▸ **TO BE DONE**
Copy every entry word for word, but skip the pictures.
[Start of INFORMATION GIVEN]
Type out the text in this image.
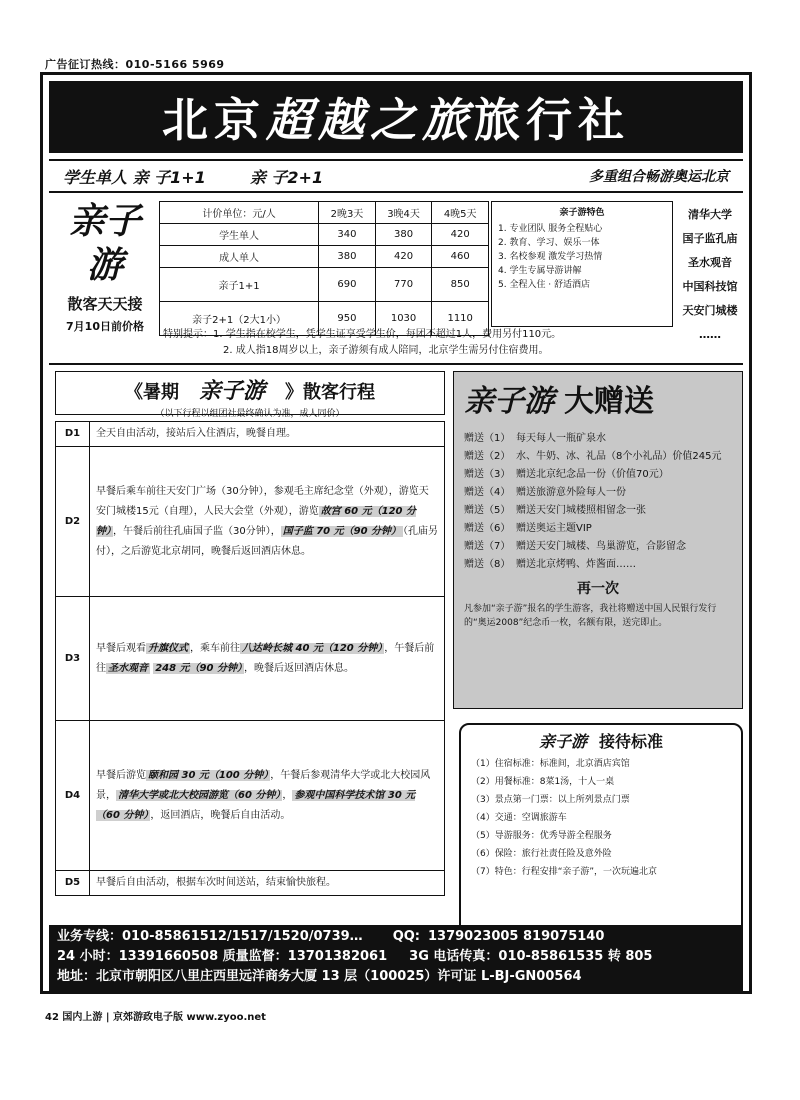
广告征订热线：010-5166 5969
北京超越之旅旅行社
学生单人 亲 子1+1	亲 子2+1	多重组合畅游奥运北京
亲子游
散客天天接
7月10日前价格
计价单位：元/人	2晚3天	3晚4天	4晚5天
学生单人	340	380	420
成人单人	380	420	460
亲子1+1	690	770	850
亲子2+1（2大1小）	950	1030	1110
亲子游特色
1. 专业团队 服务全程贴心
2. 教育、学习、娱乐一体
3. 名校参观 激发学习热情
4. 学生专属导游讲解
5. 全程入住 · 舒适酒店
清华大学
国子监孔庙
圣水观音
中国科技馆
天安门城楼
……
特别提示：1. 学生指在校学生，凭学生证享受学生价，每团不超过1人，费用另付110元。
2. 成人指18周岁以上，亲子游须有成人陪同，北京学生需另付住宿费用。
《暑期 亲子游 》散客行程
（以下行程以组团社最终确认为准，成人同价）
D1	全天自由活动，接站后入住酒店，晚餐自理。
D2	早餐后乘车前往天安门广场（30分钟），参观毛主席纪念堂（外观），游览天安门城楼15元（自理），人民大会堂（外观），游览 故宫 60 元（120 分钟） ，午餐后前往孔庙国子监（30分钟）， 国子监 70 元（90 分钟） （孔庙另付），之后游览北京胡同，晚餐后返回酒店休息。
D3	早餐后观看 升旗仪式 ，乘车前往 八达岭长城 40 元（120 分钟） ，午餐后前往 圣水观音 248 元（90 分钟） ，晚餐后返回酒店休息。
D4	早餐后游览 颐和园 30 元（100 分钟） ，午餐后参观清华大学或北大校园风景， 清华大学或北大校园游览（60 分钟） ， 参观中国科学技术馆 30 元（60 分钟） ，返回酒店，晚餐后自由活动。
D5	早餐后自由活动，根据车次时间送站，结束愉快旅程。
亲子游 大赠送
赠送（1） 每天每人一瓶矿泉水
赠送（2） 水、牛奶、冰、礼品（8个小礼品）价值245元
赠送（3） 赠送北京纪念品一份（价值70元）
赠送（4） 赠送旅游意外险每人一份
赠送（5） 赠送天安门城楼照相留念一张
赠送（6） 赠送奥运主题VIP
赠送（7） 赠送天安门城楼、鸟巢游览，合影留念
赠送（8） 赠送北京烤鸭、炸酱面……
再一次
凡参加“亲子游”报名的学生游客，我社将赠送中国人民银行发行的“奥运2008”纪念币一枚，名额有限，送完即止。
亲子游 接待标准
（1）住宿标准：标准间，北京酒店宾馆
（2）用餐标准：8菜1汤，十人一桌
（3）景点第一门票：以上所列景点门票
（4）交通：空调旅游车
（5）导游服务：优秀导游全程服务
（6）保险：旅行社责任险及意外险
（7）特色：行程安排“亲子游”，一次玩遍北京
业务专线：010-85861512/1517/1520/0739… QQ: 1379023005 819075140
24 小时：13391660508 质量监督：13701382061 3G 电话传真：010-85861535 转 805
地址：北京市朝阳区八里庄西里远洋商务大厦 13 层（100025）许可证 L-BJ-GN00564
42 国内上游 | 京郊游政电子版 www.zyoo.net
[End of INFORMATION GIVEN]
▸ **EXERCISE ANSWER**
Type out the text in this image.
广告征订热线：010-5166 5969
北京超越之旅旅行社
学生单人 亲 子1+1	亲 子2+1	多重组合畅游奥运北京
亲子游
散客天天接
7月10日前价格
计价单位：元/人	2晚3天	3晚4天	4晚5天
学生单人	340	380	420
成人单人	380	420	460
亲子1+1	690	770	850
亲子2+1（2大1小）	950	1030	1110
亲子游特色
1. 专业团队 服务全程贴心
2. 教育、学习、娱乐一体
3. 名校参观 激发学习热情
4. 学生专属导游讲解
5. 全程入住 · 舒适酒店
清华大学
国子监孔庙
圣水观音
中国科技馆
天安门城楼
……
特别提示：1. 学生指在校学生，凭学生证享受学生价，每团不超过1人，费用另付110元。
2. 成人指18周岁以上，亲子游须有成人陪同，北京学生需另付住宿费用。
《暑期 亲子游 》散客行程
（以下行程以组团社最终确认为准，成人同价）
D1	全天自由活动，接站后入住酒店，晚餐自理。
D2	早餐后乘车前往天安门广场（30分钟），参观毛主席纪念堂（外观），游览天安门城楼15元（自理），人民大会堂（外观），游览 故宫 60 元（120 分钟） ，午餐后前往孔庙国子监（30分钟）， 国子监 70 元（90 分钟） （孔庙另付），之后游览北京胡同，晚餐后返回酒店休息。
D3	早餐后观看 升旗仪式 ，乘车前往 八达岭长城 40 元（120 分钟） ，午餐后前往 圣水观音 248 元（90 分钟） ，晚餐后返回酒店休息。
D4	早餐后游览 颐和园 30 元（100 分钟） ，午餐后参观清华大学或北大校园风景， 清华大学或北大校园游览（60 分钟） ， 参观中国科学技术馆 30 元（60 分钟） ，返回酒店，晚餐后自由活动。
D5	早餐后自由活动，根据车次时间送站，结束愉快旅程。
亲子游 大赠送
赠送（1） 每天每人一瓶矿泉水
赠送（2） 水、牛奶、冰、礼品（8个小礼品）价值245元
赠送（3） 赠送北京纪念品一份（价值70元）
赠送（4） 赠送旅游意外险每人一份
赠送（5） 赠送天安门城楼照相留念一张
赠送（6） 赠送奥运主题VIP
赠送（7） 赠送天安门城楼、鸟巢游览，合影留念
赠送（8） 赠送北京烤鸭、炸酱面……
再一次
凡参加“亲子游”报名的学生游客，我社将赠送中国人民银行发行的“奥运2008”纪念币一枚，名额有限，送完即止。
亲子游 接待标准
（1）住宿标准：标准间，北京酒店宾馆
（2）用餐标准：8菜1汤，十人一桌
（3）景点第一门票：以上所列景点门票
（4）交通：空调旅游车
（5）导游服务：优秀导游全程服务
（6）保险：旅行社责任险及意外险
（7）特色：行程安排“亲子游”，一次玩遍北京
业务专线：010-85861512/1517/1520/0739… QQ: 1379023005 819075140
24 小时：13391660508 质量监督：13701382061 3G 电话传真：010-85861535 转 805
地址：北京市朝阳区八里庄西里远洋商务大厦 13 层（100025）许可证 L-BJ-GN00564
42 国内上游 | 京郊游政电子版 www.zyoo.net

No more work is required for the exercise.